[Opening Provided passage section]

Encoding: string versus Buffer

The single most common source of confusion when reading files is the encoding argument. When you supply one, Node decodes the bytes for you and hands back a String. When you leave it out, you receive a Buffer — a raw sequence of bytes — which is exactly what you want for binary data like images, archives, or anything you intend to hash or pipe elsewhere untouched.

import { readFile } from "node:fs/promises";

const buf = await readFile("logo.png"); // no encoding → Buffer
console.log(buf.length, "bytes");
console.log(buf.subarray(0, 4)); // PNG magic number

const utf = await readFile("logo.png", "utf8"); // forces (lossy) decode
console.log(typeof utf);

Output:

15043 bytes
<Buffer 89 50 4e 47>
string
CallReturn typeUse for
readFile(path)BufferBinary data (images, hashes, raw bytes)
readFile(path, "utf8")stringText files, JSON, source code
readFile(path, "base64")stringEncoding binary as text
readFile(path, "latin1")stringLegacy single-byte text

Never decode binary data as utf8. Bytes that are not valid UTF-8 are replaced with the U+FFFD replacement character, silently corrupting the file. Keep binary content in a Buffer until the moment you actually need text.

The callback and synchronous variants

The same operation exists in two other flavors. The callback API from node:fs follows Node’s error-first convention and is non-blocking like the promise version. The synchronous readFileSync returns the contents directly and throws on failure, but it blocks the event loop for the duration of the read — acceptable at startup or in a CLI script, but never inside a request handler serving concurrent traffic.

import { readFile, readFileSync } from "node:fs";

// Callback style — error-first
readFile("config.json", "utf8", (err, data) => {
  if (err) throw err;
  console.log("Loaded config:", JSON.parse(data).port);
});

// Synchronous — fine during one-time startup
const banner = readFileSync("banner.txt", "utf8");
console.log(banner.trim());

Output:

Loaded config: 3000
=== DevCraftly Service ===

In CommonJS the imports look like this, but the functions behave identically:

const { readFile, readFileSync } = require("node:fs");

Streaming large files with createReadStream

readFile buffers the entire file in memory before it resolves. For a multi-gigabyte log or video that is wasteful and may exhaust available RAM. createReadStream instead delivers the file in manageable chunks, so memory stays flat regardless of file size. This is the correct tool for processing large files line by line, piping a file to an HTTP response, or transforming data as it flows.

[Closing Provided passage section]

→ **Task to carry out**
Update the Node.js file-reading text from "Never decode binary" through "serving concurrent traffic.", replacing "event loop" with "main thread".

[Opening Exercise data section]

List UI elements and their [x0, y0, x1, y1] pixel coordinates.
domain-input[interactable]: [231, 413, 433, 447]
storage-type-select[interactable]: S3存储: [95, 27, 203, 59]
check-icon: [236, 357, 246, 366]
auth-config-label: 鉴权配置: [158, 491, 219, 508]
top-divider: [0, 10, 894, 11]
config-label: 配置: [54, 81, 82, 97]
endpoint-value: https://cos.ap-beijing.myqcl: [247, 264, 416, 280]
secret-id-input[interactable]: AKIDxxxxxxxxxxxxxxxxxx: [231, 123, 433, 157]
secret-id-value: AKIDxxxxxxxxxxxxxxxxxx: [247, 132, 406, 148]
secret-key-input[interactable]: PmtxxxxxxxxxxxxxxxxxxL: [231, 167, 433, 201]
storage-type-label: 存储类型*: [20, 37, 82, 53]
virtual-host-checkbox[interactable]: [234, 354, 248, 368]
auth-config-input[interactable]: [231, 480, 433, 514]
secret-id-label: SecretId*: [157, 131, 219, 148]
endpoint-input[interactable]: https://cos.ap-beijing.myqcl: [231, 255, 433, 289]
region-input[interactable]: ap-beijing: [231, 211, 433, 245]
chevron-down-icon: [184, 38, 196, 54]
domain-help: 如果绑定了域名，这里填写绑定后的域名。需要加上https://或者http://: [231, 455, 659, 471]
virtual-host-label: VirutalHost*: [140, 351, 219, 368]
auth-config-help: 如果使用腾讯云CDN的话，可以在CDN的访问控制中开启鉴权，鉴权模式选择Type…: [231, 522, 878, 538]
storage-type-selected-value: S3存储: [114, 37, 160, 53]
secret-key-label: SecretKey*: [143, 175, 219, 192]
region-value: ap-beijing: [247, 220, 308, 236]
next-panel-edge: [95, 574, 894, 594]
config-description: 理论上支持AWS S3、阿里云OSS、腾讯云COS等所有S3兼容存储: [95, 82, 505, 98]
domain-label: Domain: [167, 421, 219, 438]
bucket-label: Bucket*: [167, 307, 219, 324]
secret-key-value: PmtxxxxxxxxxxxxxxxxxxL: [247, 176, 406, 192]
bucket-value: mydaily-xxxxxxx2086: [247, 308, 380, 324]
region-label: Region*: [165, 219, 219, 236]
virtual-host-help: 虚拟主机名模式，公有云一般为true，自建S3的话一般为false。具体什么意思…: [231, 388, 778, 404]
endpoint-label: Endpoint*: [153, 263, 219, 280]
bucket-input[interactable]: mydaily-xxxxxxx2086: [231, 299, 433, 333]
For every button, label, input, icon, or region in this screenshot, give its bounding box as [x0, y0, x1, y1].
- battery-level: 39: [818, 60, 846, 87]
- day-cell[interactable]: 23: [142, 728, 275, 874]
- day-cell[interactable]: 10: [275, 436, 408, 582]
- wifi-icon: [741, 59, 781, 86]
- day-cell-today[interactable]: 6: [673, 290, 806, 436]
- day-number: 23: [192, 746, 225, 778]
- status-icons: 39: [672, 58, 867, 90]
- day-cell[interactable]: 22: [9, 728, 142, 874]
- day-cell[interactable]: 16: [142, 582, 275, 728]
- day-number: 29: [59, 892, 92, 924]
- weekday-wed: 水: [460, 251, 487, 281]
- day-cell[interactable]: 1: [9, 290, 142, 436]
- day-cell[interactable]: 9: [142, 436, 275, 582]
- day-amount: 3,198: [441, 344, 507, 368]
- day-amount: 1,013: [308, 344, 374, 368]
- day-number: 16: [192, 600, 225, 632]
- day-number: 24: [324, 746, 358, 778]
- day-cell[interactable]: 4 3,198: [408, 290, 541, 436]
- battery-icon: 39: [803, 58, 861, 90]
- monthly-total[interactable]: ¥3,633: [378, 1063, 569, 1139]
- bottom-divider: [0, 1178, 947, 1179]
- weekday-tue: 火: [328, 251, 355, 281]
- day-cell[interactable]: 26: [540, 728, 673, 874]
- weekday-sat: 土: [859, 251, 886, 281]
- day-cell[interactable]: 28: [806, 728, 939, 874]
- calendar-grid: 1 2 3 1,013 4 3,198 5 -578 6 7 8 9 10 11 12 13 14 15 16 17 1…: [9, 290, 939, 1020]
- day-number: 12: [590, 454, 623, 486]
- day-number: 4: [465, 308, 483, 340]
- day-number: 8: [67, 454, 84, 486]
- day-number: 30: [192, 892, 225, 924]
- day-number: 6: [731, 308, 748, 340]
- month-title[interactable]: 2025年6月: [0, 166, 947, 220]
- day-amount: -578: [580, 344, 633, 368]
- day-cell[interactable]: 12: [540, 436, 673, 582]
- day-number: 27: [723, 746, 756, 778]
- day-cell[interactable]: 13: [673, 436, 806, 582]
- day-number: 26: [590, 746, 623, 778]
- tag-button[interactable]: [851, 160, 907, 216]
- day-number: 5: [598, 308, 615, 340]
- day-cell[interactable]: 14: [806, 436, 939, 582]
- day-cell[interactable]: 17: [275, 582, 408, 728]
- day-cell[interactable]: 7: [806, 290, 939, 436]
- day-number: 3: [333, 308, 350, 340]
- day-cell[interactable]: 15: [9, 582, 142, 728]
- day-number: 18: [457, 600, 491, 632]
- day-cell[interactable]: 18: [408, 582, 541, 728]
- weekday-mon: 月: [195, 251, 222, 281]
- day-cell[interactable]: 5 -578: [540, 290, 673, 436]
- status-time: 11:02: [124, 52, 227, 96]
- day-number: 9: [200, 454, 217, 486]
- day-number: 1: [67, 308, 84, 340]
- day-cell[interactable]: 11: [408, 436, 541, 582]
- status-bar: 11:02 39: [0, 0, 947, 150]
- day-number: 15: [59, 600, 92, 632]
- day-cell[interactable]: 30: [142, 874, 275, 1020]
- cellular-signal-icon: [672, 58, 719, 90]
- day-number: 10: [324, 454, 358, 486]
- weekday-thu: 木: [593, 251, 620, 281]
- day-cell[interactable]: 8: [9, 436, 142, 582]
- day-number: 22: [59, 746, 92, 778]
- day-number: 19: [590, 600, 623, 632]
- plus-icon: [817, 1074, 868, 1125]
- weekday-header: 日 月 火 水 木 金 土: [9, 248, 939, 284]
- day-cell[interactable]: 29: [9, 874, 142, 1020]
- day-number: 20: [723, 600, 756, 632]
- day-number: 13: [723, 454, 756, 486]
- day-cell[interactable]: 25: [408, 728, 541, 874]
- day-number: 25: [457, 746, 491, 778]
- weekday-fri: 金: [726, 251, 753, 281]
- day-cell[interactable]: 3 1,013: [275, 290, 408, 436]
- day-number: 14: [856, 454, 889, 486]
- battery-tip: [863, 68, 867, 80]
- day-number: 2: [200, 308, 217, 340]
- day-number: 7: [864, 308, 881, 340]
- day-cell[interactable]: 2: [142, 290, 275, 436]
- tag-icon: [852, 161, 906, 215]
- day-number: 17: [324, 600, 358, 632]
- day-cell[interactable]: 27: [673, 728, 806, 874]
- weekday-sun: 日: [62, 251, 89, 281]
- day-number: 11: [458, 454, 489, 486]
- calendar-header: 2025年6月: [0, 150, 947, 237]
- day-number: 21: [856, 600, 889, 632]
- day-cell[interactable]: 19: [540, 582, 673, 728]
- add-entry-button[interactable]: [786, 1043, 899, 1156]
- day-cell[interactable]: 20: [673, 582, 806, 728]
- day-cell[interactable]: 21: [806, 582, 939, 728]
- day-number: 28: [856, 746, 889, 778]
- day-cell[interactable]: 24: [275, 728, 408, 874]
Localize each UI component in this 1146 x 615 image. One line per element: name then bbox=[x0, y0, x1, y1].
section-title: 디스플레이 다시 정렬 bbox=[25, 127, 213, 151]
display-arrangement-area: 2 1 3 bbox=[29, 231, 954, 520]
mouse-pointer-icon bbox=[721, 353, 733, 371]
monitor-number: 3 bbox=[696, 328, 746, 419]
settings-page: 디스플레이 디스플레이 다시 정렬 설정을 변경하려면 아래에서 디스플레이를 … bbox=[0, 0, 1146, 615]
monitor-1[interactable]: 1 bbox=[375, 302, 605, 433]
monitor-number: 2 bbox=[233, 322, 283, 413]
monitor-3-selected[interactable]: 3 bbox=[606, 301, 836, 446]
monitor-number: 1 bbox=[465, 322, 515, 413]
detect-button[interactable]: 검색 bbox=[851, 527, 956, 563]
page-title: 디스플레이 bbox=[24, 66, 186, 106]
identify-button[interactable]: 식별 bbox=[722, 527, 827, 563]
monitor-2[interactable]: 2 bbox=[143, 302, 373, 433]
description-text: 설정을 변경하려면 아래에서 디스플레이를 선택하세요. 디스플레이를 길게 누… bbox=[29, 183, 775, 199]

[Closing Exercise data section]

→ **Result of the task**
Never decode binary data as utf8. Bytes that are not valid UTF-8 are replaced with the U+FFFD replacement character, silently corrupting the file. Keep binary content in a Buffer until the moment you actually need text.

The callback and synchronous variants

The same operation exists in two other flavors. The callback API from node:fs follows Node’s error-first convention and is non-blocking like the promise version. The synchronous readFileSync returns the contents directly and throws on failure, but it blocks the main thread for the duration of the read — acceptable at startup or in a CLI script, but never inside a request handler serving concurrent traffic.